>>>
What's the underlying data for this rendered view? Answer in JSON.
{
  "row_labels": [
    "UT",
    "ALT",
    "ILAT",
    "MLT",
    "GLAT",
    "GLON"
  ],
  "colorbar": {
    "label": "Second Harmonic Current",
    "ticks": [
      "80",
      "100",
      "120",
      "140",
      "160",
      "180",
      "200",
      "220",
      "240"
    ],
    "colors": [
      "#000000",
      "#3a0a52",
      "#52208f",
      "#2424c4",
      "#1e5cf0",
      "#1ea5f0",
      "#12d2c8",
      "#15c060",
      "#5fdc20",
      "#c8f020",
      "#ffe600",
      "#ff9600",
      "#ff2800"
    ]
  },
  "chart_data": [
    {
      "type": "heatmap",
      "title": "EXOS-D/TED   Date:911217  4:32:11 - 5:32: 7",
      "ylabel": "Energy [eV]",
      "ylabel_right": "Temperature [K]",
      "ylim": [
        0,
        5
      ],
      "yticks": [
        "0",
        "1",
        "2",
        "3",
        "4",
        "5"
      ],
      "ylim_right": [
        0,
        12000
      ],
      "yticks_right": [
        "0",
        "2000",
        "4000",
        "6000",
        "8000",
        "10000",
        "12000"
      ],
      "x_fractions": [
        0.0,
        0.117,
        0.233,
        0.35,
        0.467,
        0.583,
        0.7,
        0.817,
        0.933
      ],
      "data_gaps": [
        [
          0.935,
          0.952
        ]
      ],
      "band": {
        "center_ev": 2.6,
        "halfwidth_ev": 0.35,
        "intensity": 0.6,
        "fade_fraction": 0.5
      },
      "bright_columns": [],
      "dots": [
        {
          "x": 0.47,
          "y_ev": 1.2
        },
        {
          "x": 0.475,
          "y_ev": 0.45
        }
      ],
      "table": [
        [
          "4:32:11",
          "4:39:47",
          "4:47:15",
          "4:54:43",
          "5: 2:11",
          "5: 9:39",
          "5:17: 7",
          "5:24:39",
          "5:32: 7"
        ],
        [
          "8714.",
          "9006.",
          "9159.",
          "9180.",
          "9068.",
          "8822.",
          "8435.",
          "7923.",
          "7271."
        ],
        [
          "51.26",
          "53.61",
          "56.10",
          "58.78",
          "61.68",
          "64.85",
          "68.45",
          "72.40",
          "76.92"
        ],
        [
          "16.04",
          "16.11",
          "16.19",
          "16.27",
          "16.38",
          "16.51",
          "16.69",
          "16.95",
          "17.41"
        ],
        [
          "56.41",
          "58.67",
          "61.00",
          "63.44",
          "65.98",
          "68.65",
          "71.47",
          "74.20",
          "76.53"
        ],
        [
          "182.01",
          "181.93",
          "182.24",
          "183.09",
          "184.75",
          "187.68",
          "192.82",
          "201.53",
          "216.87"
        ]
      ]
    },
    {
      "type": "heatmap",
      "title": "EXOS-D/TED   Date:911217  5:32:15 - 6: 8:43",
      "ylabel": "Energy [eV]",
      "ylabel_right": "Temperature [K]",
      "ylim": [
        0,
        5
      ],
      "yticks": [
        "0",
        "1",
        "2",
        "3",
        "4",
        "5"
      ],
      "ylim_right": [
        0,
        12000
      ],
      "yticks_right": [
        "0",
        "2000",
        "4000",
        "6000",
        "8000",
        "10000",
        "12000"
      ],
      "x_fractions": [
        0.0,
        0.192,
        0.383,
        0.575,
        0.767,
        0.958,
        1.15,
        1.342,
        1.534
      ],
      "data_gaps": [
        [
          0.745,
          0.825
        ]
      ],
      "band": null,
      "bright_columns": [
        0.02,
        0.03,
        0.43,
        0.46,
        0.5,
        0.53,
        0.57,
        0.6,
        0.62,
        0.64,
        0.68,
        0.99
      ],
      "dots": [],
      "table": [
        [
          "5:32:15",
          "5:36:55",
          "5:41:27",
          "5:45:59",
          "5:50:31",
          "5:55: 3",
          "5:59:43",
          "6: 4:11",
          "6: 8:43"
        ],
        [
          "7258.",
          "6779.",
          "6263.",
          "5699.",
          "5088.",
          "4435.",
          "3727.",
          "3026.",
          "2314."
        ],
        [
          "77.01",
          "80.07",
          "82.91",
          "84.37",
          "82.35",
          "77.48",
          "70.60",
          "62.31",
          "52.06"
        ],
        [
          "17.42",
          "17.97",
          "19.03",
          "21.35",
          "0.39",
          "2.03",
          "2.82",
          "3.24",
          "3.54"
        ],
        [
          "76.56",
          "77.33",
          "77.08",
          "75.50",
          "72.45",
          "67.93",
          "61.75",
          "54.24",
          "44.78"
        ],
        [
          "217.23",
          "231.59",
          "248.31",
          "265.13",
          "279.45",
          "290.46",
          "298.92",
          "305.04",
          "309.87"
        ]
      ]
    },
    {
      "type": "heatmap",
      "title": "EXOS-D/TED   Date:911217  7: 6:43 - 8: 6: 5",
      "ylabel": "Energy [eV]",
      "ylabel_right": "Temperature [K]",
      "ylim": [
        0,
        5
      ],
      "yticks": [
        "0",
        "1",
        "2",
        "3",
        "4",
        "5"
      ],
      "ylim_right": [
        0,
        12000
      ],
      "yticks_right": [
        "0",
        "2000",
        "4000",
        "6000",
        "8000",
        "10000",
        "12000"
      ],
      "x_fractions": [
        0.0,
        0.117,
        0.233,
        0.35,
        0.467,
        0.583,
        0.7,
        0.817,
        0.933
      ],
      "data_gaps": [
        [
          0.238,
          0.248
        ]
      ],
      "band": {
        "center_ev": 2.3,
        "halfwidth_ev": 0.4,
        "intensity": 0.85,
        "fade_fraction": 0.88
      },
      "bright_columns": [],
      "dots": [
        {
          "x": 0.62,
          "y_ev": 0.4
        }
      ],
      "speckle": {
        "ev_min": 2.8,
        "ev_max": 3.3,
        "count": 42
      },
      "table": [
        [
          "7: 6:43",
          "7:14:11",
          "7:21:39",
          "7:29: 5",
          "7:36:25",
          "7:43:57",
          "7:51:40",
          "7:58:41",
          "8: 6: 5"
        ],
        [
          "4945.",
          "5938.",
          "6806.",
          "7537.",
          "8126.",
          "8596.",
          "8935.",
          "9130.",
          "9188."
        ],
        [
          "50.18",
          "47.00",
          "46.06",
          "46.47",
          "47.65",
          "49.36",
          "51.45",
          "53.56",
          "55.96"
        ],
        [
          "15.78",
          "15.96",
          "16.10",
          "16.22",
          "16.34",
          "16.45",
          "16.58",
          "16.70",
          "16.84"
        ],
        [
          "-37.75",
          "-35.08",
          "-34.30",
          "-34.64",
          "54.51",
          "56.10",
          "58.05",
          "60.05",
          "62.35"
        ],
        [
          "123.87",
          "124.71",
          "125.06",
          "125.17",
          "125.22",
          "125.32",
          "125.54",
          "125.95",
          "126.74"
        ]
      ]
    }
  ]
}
<<<
- [What is expected]: Identify each line holding the string "Date", and copy it out.

- [Final result]:
      "title": "EXOS-D/TED   Date:911217  4:32:11 - 5:32: 7",
      "title": "EXOS-D/TED   Date:911217  5:32:15 - 6: 8:43",
      "title": "EXOS-D/TED   Date:911217  7: 6:43 - 8: 6: 5",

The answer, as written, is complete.